» GIVEN REQUEST
Give back all the data exactly, line by line.

» Data entries for graphics
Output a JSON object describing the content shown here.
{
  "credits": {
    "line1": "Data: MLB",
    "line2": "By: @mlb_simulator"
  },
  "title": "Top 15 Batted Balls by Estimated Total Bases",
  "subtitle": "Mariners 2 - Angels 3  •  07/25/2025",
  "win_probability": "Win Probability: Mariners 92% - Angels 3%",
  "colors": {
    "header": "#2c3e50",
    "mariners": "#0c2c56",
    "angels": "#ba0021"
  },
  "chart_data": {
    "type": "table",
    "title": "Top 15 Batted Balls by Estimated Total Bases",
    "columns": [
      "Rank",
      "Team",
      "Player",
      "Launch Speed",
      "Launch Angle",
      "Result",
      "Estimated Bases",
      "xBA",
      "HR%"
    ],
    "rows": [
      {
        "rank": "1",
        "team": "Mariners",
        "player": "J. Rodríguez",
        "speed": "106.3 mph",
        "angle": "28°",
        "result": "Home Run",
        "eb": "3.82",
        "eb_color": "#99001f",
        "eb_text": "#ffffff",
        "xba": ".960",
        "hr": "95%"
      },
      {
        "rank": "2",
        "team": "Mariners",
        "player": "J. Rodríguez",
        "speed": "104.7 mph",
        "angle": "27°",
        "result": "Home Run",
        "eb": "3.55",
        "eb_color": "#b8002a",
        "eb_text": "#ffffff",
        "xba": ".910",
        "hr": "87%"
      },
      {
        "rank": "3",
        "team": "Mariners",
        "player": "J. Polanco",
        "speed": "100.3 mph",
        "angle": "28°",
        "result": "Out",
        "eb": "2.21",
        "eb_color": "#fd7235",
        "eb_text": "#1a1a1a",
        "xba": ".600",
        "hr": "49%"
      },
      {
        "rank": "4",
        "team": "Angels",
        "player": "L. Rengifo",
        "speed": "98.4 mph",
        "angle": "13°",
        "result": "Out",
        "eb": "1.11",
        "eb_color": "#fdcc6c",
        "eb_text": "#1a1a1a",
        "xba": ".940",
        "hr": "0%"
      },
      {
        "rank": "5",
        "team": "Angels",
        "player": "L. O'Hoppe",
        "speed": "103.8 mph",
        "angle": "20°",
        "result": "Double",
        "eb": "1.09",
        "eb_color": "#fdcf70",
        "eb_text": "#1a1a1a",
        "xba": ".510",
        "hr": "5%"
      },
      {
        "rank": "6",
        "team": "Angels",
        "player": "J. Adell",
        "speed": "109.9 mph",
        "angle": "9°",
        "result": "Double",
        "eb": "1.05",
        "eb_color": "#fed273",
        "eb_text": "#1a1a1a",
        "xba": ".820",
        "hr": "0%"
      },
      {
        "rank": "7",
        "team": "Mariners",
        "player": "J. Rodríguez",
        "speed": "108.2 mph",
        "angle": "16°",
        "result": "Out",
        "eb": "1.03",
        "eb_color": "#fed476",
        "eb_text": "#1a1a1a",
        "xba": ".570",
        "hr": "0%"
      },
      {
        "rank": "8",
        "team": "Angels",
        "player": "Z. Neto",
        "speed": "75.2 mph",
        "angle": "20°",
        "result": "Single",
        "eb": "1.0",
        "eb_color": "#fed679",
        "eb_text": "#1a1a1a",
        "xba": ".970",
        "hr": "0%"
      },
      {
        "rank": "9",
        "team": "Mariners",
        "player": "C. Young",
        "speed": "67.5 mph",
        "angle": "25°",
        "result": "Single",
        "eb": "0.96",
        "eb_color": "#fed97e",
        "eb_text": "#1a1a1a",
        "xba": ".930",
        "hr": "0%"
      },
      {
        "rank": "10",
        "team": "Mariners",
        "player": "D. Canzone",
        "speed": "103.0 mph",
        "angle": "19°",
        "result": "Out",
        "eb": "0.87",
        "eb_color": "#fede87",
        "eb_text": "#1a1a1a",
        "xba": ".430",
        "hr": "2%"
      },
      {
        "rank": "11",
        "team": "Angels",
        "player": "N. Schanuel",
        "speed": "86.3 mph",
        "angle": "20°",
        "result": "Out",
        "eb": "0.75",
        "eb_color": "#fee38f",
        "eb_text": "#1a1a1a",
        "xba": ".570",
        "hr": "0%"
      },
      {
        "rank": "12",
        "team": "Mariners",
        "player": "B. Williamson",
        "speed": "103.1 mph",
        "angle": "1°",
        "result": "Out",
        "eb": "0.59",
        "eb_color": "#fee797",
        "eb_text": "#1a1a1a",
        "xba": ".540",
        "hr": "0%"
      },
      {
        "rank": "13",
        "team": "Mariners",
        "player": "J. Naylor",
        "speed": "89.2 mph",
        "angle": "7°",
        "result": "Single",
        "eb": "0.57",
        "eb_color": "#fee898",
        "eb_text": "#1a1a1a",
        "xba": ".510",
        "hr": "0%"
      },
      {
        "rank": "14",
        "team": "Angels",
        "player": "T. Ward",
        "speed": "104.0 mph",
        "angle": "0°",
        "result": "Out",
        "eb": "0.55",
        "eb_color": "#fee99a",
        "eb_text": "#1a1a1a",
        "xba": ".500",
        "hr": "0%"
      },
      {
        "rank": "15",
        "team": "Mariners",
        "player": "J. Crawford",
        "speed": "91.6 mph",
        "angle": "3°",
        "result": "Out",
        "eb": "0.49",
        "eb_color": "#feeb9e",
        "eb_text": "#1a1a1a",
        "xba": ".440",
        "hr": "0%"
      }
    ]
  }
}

» EXERCISE ANSWER
Output a JSON object describing the content shown here.
{
  "credits": {
    "line1": "Data: MLB",
    "line2": "By: @mlb_simulator"
  },
  "title": "Top 15 Batted Balls by Estimated Total Bases",
  "subtitle": "Mariners 2 - Angels 3  •  07/25/2025",
  "win_probability": "Win Probability: Mariners 92% - Angels 3%",
  "colors": {
    "header": "#2c3e50",
    "mariners": "#0c2c56",
    "angels": "#ba0021"
  },
  "chart_data": {
    "type": "table",
    "title": "Top 15 Batted Balls by Estimated Total Bases",
    "columns": [
      "Rank",
      "Team",
      "Player",
      "Launch Speed",
      "Launch Angle",
      "Result",
      "Estimated Bases",
      "xBA",
      "HR%"
    ],
    "rows": [
      {
        "rank": "1",
        "team": "Mariners",
        "player": "J. Rodríguez",
        "speed": "106.3 mph",
        "angle": "28°",
        "result": "Home Run",
        "eb": "3.82",
        "eb_color": "#99001f",
        "eb_text": "#ffffff",
        "xba": ".960",
        "hr": "95%"
      },
      {
        "rank": "2",
        "team": "Mariners",
        "player": "J. Rodríguez",
        "speed": "104.7 mph",
        "angle": "27°",
        "result": "Home Run",
        "eb": "3.55",
        "eb_color": "#b8002a",
        "eb_text": "#ffffff",
        "xba": ".910",
        "hr": "87%"
      },
      {
        "rank": "3",
        "team": "Mariners",
        "player": "J. Polanco",
        "speed": "100.3 mph",
        "angle": "28°",
        "result": "Out",
        "eb": "2.21",
        "eb_color": "#fd7235",
        "eb_text": "#1a1a1a",
        "xba": ".600",
        "hr": "49%"
      },
      {
        "rank": "4",
        "team": "Angels",
        "player": "L. Rengifo",
        "speed": "98.4 mph",
        "angle": "13°",
        "result": "Out",
        "eb": "1.11",
        "eb_color": "#fdcc6c",
        "eb_text": "#1a1a1a",
        "xba": ".940",
        "hr": "0%"
      },
      {
        "rank": "5",
        "team": "Angels",
        "player": "L. O'Hoppe",
        "speed": "103.8 mph",
        "angle": "20°",
        "result": "Double",
        "eb": "1.09",
        "eb_color": "#fdcf70",
        "eb_text": "#1a1a1a",
        "xba": ".510",
        "hr": "5%"
      },
      {
        "rank": "6",
        "team": "Angels",
        "player": "J. Adell",
        "speed": "109.9 mph",
        "angle": "9°",
        "result": "Double",
        "eb": "1.05",
        "eb_color": "#fed273",
        "eb_text": "#1a1a1a",
        "xba": ".820",
        "hr": "0%"
      },
      {
        "rank": "7",
        "team": "Mariners",
        "player": "J. Rodríguez",
        "speed": "108.2 mph",
        "angle": "16°",
        "result": "Out",
        "eb": "1.03",
        "eb_color": "#fed476",
        "eb_text": "#1a1a1a",
        "xba": ".570",
        "hr": "0%"
      },
      {
        "rank": "8",
        "team": "Angels",
        "player": "Z. Neto",
        "speed": "75.2 mph",
        "angle": "20°",
        "result": "Single",
        "eb": "1.0",
        "eb_color": "#fed679",
        "eb_text": "#1a1a1a",
        "xba": ".970",
        "hr": "0%"
      },
      {
        "rank": "9",
        "team": "Mariners",
        "player": "C. Young",
        "speed": "67.5 mph",
        "angle": "25°",
        "result": "Single",
        "eb": "0.96",
        "eb_color": "#fed97e",
        "eb_text": "#1a1a1a",
        "xba": ".930",
        "hr": "0%"
      },
      {
        "rank": "10",
        "team": "Mariners",
        "player": "D. Canzone",
        "speed": "103.0 mph",
        "angle": "19°",
        "result": "Out",
        "eb": "0.87",
        "eb_color": "#fede87",
        "eb_text": "#1a1a1a",
        "xba": ".430",
        "hr": "2%"
      },
      {
        "rank": "11",
        "team": "Angels",
        "player": "N. Schanuel",
        "speed": "86.3 mph",
        "angle": "20°",
        "result": "Out",
        "eb": "0.75",
        "eb_color": "#fee38f",
        "eb_text": "#1a1a1a",
        "xba": ".570",
        "hr": "0%"
      },
      {
        "rank": "12",
        "team": "Mariners",
        "player": "B. Williamson",
        "speed": "103.1 mph",
        "angle": "1°",
        "result": "Out",
        "eb": "0.59",
        "eb_color": "#fee797",
        "eb_text": "#1a1a1a",
        "xba": ".540",
        "hr": "0%"
      },
      {
        "rank": "13",
        "team": "Mariners",
        "player": "J. Naylor",
        "speed": "89.2 mph",
        "angle": "7°",
        "result": "Single",
        "eb": "0.57",
        "eb_color": "#fee898",
        "eb_text": "#1a1a1a",
        "xba": ".510",
        "hr": "0%"
      },
      {
        "rank": "14",
        "team": "Angels",
        "player": "T. Ward",
        "speed": "104.0 mph",
        "angle": "0°",
        "result": "Out",
        "eb": "0.55",
        "eb_color": "#fee99a",
        "eb_text": "#1a1a1a",
        "xba": ".500",
        "hr": "0%"
      },
      {
        "rank": "15",
        "team": "Mariners",
        "player": "J. Crawford",
        "speed": "91.6 mph",
        "angle": "3°",
        "result": "Out",
        "eb": "0.49",
        "eb_color": "#feeb9e",
        "eb_text": "#1a1a1a",
        "xba": ".440",
        "hr": "0%"
      }
    ]
  }
}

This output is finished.